Set exercise:
Return each line holding the string "metric".

[BEGIN Data for this exercise]

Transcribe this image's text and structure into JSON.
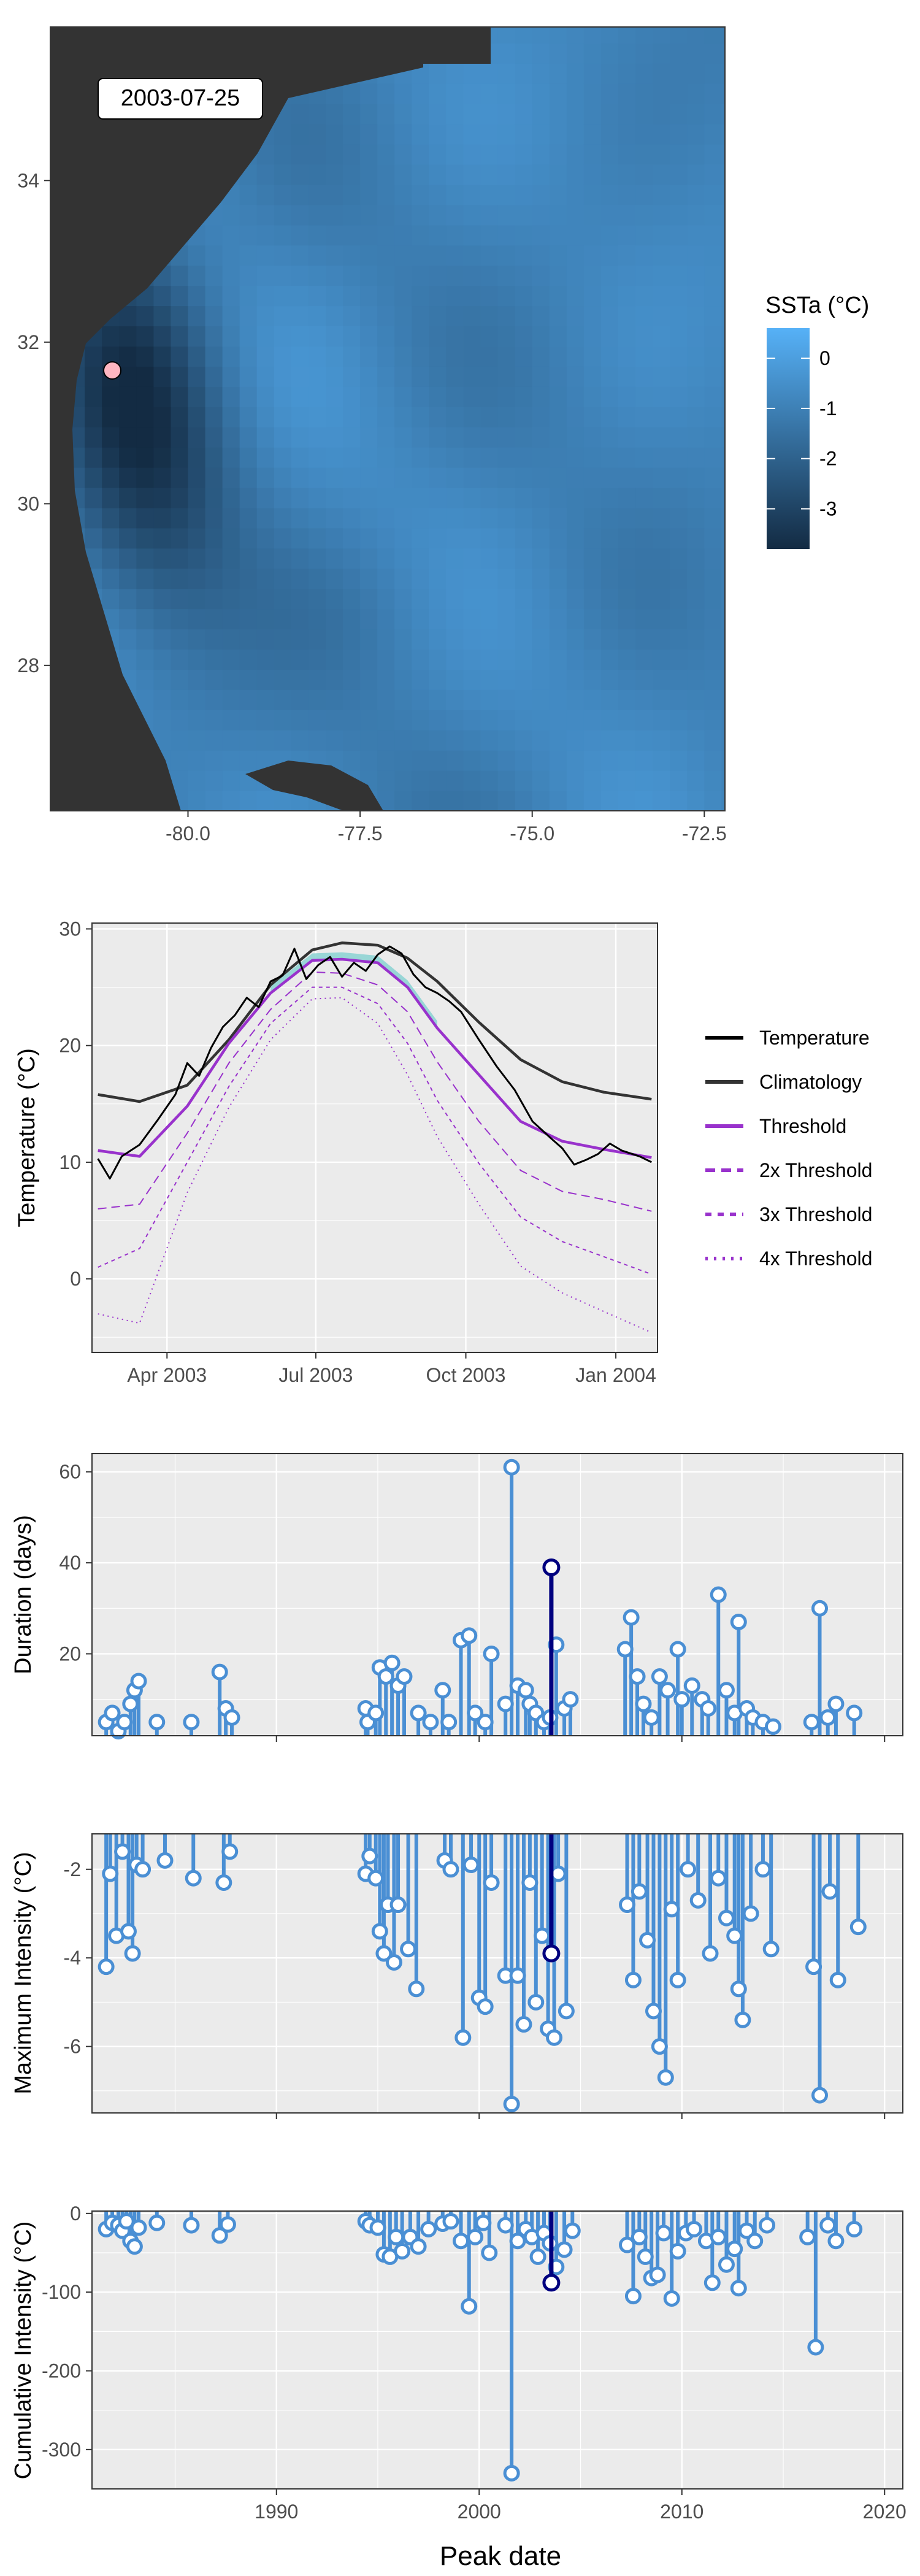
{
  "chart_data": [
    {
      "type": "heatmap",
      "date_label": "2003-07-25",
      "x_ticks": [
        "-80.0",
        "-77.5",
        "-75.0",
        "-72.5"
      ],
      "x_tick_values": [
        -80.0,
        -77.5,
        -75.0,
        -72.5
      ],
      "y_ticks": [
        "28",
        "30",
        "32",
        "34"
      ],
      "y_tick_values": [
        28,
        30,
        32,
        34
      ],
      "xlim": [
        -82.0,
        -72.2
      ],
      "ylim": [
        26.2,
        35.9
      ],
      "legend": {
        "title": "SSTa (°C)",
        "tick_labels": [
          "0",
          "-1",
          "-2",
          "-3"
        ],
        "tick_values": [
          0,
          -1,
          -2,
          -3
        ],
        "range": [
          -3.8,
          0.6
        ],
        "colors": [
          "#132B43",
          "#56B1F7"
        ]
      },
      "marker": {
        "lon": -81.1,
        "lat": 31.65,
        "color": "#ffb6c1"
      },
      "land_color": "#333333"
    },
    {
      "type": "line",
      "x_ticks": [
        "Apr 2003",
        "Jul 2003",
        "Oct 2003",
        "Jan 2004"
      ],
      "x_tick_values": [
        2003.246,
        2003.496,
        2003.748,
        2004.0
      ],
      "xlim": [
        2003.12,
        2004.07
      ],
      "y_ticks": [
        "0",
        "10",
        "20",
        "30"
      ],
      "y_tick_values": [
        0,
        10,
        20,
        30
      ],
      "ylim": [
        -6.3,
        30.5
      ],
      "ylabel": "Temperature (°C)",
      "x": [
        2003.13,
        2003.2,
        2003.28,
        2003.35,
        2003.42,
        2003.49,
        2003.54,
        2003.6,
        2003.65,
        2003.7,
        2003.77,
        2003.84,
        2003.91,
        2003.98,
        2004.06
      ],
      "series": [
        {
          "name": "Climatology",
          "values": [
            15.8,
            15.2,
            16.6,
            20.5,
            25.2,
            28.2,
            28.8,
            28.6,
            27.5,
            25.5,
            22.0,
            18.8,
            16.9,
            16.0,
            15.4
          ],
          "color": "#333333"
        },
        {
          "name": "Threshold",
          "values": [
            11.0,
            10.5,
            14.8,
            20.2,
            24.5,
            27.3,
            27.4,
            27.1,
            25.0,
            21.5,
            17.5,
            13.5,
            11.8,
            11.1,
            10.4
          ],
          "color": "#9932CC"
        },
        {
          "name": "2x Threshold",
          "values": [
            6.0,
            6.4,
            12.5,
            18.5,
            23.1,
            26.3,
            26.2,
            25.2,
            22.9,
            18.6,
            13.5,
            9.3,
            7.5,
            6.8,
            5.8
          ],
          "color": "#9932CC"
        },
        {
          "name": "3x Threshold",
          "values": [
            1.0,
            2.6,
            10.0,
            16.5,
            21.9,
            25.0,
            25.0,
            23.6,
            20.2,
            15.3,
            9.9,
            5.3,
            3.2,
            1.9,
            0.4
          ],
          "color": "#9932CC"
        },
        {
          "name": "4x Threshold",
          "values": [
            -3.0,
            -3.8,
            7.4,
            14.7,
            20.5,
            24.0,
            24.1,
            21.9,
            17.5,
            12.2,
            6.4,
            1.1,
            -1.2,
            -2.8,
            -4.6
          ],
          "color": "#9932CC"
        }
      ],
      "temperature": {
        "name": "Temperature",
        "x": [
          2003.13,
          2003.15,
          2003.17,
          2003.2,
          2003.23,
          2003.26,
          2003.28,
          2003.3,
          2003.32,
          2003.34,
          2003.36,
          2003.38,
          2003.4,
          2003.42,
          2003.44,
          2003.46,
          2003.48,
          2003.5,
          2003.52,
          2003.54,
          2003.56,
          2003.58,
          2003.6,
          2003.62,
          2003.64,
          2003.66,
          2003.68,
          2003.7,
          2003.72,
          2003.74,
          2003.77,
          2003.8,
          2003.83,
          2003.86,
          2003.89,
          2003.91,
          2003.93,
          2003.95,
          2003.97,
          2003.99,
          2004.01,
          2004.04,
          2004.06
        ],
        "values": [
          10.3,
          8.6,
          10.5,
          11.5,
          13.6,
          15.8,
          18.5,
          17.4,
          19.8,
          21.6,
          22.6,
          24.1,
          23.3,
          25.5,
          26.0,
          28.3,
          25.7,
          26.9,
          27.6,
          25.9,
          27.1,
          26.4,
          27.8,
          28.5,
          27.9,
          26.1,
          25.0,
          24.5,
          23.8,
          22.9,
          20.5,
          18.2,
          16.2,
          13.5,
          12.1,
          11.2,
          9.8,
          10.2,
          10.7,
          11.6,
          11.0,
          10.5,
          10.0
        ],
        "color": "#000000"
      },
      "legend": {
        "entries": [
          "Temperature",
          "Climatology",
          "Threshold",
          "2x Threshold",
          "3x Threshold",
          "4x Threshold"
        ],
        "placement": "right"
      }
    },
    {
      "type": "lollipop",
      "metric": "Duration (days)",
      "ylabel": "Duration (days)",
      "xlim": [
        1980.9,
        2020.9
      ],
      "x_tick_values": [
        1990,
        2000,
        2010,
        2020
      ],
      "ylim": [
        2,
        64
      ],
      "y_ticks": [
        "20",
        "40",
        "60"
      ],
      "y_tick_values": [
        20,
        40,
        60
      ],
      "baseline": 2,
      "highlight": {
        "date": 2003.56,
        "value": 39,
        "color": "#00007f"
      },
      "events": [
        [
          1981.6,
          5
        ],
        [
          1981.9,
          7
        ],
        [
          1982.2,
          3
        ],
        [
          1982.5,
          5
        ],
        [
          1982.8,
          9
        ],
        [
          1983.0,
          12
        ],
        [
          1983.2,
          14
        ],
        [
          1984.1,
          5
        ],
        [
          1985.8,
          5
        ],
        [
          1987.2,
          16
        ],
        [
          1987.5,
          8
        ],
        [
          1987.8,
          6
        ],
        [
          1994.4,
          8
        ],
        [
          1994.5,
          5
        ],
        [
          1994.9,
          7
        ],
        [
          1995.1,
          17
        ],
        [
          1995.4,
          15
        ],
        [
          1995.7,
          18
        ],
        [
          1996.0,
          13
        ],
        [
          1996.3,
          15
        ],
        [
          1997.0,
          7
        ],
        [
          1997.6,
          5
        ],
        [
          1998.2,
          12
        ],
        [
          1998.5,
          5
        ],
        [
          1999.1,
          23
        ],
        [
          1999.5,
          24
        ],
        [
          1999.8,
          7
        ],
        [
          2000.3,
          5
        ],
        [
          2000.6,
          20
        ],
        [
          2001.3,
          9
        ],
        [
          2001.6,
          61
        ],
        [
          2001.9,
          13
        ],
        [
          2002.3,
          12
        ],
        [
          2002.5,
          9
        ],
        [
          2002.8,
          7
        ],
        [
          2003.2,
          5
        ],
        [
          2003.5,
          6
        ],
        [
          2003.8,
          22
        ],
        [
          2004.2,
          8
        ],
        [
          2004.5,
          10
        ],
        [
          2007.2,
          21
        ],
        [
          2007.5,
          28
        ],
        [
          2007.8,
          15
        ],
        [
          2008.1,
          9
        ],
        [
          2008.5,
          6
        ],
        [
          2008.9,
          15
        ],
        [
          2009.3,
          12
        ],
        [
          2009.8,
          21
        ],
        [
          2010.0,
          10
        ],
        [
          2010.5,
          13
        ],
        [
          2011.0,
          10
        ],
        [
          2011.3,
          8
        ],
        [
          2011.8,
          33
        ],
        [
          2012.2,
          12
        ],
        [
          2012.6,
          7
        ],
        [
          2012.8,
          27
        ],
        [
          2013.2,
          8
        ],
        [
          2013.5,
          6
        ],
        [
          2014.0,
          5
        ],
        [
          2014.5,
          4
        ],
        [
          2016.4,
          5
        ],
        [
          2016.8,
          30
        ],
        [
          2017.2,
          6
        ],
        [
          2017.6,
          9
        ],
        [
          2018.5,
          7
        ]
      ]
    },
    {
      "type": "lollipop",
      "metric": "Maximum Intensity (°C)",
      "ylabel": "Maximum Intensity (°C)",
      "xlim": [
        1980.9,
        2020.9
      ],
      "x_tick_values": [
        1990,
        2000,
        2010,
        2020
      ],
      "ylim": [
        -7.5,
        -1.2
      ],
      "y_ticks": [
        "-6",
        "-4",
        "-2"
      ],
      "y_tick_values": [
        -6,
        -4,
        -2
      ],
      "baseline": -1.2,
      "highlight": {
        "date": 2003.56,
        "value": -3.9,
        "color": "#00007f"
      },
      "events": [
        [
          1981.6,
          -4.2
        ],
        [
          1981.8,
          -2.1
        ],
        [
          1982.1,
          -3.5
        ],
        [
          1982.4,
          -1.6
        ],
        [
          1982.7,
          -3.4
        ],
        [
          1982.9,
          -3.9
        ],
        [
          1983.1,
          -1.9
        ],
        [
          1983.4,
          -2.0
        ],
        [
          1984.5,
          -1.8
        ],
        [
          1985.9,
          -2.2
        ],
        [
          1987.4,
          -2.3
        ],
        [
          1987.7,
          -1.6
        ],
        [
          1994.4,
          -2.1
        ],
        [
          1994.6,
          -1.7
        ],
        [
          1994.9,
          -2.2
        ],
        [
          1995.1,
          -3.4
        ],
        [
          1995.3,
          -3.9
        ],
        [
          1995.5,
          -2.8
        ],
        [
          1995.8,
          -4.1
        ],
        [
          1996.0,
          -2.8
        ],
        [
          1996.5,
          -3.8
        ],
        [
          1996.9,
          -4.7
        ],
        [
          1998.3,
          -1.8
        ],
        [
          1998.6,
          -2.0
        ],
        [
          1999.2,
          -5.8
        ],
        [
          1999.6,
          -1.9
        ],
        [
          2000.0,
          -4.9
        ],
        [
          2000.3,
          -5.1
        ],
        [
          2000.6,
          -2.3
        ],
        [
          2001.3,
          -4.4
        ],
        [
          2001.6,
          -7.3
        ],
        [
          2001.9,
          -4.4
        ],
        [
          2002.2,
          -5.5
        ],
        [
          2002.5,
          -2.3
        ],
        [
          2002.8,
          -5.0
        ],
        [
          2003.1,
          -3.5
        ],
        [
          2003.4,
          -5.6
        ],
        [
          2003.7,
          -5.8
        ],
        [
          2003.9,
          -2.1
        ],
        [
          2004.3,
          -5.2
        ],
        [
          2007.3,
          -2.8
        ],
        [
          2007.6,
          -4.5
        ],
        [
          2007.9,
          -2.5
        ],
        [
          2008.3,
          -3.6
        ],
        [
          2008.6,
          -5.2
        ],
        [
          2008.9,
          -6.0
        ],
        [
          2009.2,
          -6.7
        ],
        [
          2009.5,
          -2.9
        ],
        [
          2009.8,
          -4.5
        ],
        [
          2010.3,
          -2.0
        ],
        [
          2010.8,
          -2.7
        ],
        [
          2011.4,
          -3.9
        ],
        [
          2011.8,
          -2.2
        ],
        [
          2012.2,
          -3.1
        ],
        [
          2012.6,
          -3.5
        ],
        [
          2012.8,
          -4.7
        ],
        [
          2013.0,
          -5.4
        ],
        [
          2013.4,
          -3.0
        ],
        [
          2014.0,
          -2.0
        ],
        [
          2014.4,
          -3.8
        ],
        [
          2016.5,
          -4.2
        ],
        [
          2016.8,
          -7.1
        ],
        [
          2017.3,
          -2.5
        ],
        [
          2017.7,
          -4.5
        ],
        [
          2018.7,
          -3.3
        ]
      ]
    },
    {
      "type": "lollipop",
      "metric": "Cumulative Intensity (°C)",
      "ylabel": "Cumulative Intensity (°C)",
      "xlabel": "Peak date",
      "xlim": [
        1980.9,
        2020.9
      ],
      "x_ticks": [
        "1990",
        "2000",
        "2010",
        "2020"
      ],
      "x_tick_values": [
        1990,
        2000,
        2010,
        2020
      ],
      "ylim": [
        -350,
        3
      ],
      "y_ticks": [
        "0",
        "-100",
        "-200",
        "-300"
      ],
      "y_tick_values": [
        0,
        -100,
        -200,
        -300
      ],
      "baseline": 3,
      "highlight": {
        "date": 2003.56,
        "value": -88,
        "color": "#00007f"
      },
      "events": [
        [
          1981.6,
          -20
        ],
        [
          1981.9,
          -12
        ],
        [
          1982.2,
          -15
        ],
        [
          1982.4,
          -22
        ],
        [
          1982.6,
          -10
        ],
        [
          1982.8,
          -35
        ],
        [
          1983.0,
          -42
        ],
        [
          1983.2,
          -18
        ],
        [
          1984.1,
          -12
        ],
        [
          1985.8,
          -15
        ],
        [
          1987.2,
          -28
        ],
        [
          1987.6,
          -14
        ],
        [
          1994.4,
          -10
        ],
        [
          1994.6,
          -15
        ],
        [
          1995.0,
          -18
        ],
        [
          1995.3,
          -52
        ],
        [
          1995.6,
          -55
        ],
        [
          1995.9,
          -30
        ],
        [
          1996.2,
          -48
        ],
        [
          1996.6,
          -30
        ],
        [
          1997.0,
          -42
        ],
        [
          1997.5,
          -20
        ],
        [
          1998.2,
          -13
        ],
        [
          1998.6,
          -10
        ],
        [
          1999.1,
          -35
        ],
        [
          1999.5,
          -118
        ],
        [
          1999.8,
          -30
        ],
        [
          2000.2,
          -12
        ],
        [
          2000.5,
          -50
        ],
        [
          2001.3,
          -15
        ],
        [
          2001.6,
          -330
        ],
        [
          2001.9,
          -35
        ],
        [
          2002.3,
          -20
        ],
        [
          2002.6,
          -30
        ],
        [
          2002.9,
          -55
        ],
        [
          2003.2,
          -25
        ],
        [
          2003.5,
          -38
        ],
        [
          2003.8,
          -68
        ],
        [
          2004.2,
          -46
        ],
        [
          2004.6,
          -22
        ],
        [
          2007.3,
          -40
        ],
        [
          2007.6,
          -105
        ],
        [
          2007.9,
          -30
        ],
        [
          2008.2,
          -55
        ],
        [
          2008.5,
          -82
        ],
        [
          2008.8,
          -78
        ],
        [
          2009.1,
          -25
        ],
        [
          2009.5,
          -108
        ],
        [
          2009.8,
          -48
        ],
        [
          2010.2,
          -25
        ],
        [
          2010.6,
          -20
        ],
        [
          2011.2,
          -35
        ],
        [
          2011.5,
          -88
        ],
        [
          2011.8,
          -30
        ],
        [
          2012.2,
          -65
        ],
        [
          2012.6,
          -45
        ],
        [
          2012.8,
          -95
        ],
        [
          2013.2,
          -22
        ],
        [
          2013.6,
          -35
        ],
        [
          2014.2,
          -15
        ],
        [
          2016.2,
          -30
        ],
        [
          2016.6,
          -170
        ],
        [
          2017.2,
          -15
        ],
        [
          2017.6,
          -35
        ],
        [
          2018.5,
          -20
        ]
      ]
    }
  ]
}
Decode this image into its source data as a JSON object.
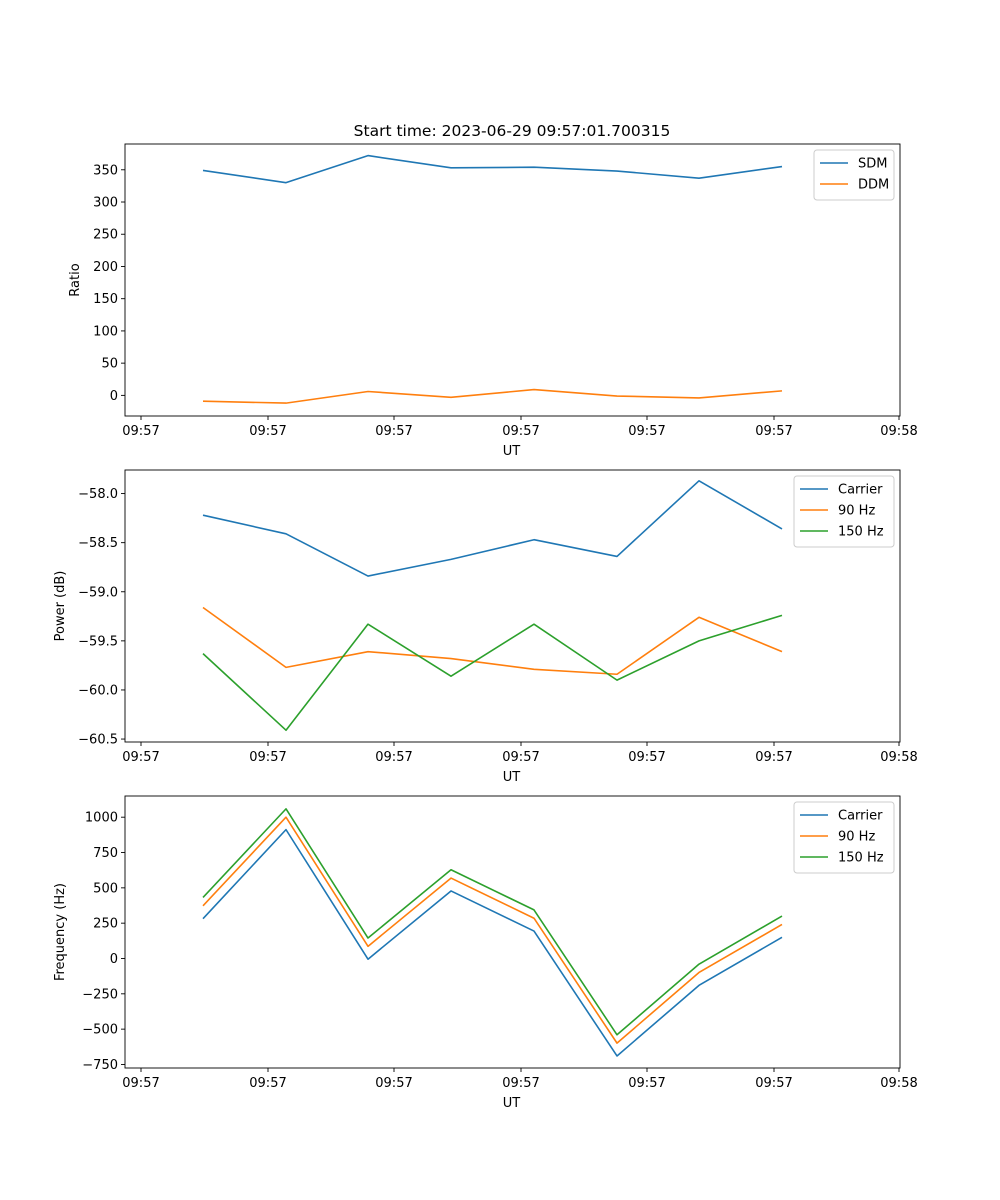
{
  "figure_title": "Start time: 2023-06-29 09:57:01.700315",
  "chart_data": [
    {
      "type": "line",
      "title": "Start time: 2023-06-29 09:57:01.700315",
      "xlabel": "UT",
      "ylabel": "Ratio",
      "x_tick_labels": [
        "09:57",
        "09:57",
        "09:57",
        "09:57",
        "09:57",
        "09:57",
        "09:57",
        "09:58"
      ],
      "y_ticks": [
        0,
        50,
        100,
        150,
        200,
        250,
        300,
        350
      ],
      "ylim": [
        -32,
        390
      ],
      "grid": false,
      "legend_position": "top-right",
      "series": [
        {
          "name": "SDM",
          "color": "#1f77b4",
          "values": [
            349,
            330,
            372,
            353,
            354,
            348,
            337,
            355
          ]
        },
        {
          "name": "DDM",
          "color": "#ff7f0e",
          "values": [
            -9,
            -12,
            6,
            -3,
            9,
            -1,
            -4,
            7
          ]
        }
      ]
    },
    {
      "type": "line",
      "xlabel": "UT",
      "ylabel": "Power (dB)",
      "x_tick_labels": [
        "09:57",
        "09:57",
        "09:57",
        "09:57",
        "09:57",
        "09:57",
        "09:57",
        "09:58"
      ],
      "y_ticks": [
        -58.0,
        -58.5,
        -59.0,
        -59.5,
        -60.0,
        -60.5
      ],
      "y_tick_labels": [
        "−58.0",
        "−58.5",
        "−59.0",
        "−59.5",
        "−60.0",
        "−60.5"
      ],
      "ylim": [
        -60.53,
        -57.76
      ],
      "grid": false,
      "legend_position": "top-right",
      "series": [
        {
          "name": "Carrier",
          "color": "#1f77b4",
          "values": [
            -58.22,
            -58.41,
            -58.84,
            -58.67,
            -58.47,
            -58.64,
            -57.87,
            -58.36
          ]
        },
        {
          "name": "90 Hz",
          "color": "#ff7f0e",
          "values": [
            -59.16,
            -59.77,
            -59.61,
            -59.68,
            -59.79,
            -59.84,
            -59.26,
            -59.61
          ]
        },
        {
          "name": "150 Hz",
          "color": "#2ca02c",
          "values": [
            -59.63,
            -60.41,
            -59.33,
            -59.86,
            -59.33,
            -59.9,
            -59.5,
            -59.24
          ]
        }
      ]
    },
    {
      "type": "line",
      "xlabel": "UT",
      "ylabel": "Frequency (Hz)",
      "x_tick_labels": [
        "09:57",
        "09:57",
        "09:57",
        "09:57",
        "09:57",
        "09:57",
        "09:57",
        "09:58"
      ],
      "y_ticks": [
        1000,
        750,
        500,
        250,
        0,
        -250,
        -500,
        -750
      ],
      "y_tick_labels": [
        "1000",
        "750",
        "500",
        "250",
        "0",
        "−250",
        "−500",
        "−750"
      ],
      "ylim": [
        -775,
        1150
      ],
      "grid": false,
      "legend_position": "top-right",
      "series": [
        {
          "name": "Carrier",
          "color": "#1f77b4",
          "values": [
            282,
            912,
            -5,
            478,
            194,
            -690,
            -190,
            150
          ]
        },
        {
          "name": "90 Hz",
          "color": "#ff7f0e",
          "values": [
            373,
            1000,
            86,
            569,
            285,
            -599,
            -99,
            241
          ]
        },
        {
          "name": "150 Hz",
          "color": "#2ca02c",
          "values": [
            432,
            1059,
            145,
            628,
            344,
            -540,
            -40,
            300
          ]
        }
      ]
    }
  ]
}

[END Data for this exercise]

Answer to this task:
      "metric": "Duration (days)",
      "metric": "Maximum Intensity (°C)",
      "metric": "Cumulative Intensity (°C)",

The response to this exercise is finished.